# Start of STORED RECORDS
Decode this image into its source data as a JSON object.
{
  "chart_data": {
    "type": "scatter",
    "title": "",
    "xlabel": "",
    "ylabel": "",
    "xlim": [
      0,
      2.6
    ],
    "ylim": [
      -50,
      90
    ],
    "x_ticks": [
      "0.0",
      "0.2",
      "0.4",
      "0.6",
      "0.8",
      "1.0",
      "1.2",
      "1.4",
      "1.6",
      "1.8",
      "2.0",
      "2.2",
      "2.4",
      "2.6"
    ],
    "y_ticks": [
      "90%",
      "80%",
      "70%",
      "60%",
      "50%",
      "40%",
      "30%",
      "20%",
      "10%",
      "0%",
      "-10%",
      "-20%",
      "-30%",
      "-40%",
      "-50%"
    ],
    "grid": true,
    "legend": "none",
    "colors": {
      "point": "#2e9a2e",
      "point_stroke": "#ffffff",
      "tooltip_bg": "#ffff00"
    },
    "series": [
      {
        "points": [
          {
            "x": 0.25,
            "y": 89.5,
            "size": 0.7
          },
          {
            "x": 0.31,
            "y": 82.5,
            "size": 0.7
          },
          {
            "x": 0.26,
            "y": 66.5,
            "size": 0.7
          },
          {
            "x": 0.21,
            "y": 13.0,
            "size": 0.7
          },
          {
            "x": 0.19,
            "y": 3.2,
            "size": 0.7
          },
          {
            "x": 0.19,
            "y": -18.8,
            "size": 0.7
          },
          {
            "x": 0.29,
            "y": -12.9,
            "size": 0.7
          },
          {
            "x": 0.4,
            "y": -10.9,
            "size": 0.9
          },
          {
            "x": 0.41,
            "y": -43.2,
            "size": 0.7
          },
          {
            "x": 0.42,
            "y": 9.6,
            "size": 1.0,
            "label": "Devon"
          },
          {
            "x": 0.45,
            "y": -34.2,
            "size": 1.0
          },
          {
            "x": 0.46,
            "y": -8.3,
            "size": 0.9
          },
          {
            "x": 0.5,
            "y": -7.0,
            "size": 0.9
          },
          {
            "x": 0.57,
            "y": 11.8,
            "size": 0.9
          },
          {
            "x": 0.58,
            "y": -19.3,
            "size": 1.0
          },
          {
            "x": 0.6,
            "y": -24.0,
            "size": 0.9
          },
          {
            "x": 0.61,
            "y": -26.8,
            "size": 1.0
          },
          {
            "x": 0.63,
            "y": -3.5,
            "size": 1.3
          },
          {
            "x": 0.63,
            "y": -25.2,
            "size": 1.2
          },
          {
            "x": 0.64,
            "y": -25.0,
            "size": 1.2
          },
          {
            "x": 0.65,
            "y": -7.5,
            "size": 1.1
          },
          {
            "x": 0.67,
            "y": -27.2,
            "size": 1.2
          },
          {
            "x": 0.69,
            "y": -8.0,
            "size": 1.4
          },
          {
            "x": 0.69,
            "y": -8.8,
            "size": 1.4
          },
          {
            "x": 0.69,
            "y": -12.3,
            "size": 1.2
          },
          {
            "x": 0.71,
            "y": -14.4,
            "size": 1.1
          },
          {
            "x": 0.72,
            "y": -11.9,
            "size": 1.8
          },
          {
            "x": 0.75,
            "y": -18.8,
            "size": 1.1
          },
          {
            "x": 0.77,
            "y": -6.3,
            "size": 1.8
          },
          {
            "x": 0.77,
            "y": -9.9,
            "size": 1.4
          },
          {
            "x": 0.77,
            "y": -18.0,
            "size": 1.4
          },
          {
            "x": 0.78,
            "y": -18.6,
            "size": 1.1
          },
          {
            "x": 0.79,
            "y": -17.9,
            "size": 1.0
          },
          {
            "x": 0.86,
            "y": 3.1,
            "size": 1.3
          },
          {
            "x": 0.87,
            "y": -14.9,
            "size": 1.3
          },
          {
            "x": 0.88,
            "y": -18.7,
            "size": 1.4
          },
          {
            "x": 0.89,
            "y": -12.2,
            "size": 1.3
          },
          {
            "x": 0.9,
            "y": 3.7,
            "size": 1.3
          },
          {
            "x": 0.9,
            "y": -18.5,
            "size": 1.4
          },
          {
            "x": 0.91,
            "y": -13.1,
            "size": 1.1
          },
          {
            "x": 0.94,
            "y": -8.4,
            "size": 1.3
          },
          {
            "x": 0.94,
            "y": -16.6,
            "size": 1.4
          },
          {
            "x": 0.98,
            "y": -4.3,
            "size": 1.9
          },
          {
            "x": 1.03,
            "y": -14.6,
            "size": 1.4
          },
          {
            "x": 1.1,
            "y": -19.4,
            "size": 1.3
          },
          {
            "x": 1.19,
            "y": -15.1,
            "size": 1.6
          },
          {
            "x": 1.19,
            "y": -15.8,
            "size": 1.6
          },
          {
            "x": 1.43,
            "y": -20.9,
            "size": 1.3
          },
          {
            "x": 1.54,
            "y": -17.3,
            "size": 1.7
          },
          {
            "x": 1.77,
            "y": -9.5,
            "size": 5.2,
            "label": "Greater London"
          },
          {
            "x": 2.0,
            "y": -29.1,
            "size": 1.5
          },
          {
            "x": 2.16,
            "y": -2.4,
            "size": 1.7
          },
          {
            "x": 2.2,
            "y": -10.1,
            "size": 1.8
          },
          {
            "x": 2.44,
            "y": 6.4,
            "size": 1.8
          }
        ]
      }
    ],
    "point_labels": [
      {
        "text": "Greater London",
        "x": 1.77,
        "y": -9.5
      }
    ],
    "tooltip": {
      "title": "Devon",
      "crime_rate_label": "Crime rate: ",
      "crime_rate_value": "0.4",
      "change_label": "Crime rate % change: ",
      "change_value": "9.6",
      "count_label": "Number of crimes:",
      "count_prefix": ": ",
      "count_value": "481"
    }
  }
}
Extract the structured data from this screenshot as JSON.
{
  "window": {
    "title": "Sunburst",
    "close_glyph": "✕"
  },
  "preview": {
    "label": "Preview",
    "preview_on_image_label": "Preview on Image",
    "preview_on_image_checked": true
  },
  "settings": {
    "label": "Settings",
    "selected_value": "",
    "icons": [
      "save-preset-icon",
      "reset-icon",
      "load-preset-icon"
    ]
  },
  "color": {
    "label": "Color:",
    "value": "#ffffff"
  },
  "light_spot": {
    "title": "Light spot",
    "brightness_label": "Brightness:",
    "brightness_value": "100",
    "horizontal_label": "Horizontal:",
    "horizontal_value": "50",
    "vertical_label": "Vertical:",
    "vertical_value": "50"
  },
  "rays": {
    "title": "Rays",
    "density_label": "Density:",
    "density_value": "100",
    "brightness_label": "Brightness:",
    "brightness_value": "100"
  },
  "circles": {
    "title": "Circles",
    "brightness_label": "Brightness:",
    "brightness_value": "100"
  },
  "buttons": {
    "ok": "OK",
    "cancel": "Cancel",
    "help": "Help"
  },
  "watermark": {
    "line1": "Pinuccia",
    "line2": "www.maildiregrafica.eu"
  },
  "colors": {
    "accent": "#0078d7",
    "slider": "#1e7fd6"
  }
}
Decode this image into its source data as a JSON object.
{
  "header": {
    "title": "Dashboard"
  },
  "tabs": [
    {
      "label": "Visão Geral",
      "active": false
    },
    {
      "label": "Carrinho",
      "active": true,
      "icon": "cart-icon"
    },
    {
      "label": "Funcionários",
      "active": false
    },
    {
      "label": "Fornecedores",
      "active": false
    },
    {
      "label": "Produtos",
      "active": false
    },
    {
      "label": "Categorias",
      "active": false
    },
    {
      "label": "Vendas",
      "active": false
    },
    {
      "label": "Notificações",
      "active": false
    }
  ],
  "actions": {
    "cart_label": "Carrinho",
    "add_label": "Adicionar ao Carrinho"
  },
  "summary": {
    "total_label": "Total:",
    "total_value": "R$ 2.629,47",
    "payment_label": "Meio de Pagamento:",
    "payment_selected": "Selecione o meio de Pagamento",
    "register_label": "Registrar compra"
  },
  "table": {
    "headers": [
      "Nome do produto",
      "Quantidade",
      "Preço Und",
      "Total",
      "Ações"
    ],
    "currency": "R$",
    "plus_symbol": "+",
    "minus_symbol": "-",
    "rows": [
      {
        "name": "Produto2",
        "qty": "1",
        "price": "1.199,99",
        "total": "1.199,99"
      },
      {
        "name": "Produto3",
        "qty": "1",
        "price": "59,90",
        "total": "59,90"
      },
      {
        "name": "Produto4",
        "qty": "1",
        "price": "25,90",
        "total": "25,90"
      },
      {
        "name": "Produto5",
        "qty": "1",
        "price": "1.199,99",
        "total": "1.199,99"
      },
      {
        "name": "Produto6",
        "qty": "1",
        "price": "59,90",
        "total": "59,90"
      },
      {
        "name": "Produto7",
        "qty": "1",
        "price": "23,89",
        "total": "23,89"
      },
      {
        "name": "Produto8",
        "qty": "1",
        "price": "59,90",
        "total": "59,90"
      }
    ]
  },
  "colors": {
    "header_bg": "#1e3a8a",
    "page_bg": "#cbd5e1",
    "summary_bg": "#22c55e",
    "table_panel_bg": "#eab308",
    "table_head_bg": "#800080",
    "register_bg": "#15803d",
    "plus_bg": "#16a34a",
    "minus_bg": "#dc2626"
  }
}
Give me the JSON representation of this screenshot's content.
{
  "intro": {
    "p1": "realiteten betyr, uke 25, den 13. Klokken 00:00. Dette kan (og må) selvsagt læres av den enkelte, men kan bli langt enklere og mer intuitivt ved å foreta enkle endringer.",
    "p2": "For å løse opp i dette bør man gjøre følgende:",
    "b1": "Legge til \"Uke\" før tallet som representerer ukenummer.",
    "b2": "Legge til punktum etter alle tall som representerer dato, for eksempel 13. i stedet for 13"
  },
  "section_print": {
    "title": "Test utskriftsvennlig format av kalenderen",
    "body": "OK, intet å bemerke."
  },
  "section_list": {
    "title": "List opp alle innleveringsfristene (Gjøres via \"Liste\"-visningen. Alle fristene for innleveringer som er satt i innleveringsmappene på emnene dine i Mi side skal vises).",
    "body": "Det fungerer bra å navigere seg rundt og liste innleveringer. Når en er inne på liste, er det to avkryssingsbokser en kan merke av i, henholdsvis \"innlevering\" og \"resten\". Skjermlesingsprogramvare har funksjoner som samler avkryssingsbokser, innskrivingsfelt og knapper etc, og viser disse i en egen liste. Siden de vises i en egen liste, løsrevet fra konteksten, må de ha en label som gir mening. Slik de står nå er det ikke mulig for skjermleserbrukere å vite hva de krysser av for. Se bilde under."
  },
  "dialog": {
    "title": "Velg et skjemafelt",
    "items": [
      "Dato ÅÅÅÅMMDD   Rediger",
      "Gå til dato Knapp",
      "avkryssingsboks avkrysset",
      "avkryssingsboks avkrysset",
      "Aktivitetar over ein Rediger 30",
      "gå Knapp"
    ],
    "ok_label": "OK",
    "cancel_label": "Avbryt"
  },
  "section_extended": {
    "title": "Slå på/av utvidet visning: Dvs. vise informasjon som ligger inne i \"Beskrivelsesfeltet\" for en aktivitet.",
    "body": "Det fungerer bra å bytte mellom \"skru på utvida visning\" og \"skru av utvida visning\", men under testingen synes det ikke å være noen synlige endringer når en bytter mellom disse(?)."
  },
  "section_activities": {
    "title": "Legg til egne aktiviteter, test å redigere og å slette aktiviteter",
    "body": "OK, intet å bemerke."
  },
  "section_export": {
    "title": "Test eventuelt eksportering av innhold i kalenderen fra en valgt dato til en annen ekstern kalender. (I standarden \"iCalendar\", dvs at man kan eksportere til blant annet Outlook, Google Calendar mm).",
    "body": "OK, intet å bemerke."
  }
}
# End of STORED RECORDS
REQUIRED TASK - Pull every line containing "kalenderen" from the data.

SOLUTION FOR THIS EXERCISE -
    "title": "Test utskriftsvennlig format av kalenderen",
    "title": "Test eventuelt eksportering av innhold i kalenderen fra en valgt dato til en annen ekstern kalender. (I standarden \"iCalendar\", dvs at man kan eksportere til blant annet Outlook, Google Calendar mm).",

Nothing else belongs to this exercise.